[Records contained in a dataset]
Begin
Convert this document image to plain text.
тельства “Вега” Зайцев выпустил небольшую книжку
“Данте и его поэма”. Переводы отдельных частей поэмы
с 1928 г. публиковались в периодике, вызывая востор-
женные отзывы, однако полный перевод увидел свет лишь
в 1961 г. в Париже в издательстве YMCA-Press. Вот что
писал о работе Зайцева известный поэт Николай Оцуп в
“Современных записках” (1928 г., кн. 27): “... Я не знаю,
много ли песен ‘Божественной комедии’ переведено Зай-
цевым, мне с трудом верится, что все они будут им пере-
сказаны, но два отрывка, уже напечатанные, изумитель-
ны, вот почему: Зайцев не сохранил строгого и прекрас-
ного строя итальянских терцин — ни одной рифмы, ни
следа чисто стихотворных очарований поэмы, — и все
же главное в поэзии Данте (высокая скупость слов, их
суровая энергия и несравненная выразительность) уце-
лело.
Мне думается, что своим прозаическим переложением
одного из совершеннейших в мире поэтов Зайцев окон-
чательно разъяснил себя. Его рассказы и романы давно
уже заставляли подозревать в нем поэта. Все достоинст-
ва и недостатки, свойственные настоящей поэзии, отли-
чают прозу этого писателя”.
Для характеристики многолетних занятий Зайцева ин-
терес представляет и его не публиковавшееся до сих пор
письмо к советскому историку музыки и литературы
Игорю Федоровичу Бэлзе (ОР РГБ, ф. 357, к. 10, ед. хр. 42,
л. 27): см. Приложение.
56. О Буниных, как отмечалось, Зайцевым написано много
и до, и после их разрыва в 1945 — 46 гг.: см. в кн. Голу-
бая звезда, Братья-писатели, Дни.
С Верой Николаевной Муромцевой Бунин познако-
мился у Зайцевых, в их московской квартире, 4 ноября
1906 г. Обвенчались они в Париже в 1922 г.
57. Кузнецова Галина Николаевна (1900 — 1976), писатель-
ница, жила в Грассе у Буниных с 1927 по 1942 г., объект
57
End
Pull out each line of the listing that holds the string "Зайцева".

▸ **Written response**:
писал о работе Зайцева известный поэт Николай Оцуп в
Для характеристики многолетних занятий Зайцева ин-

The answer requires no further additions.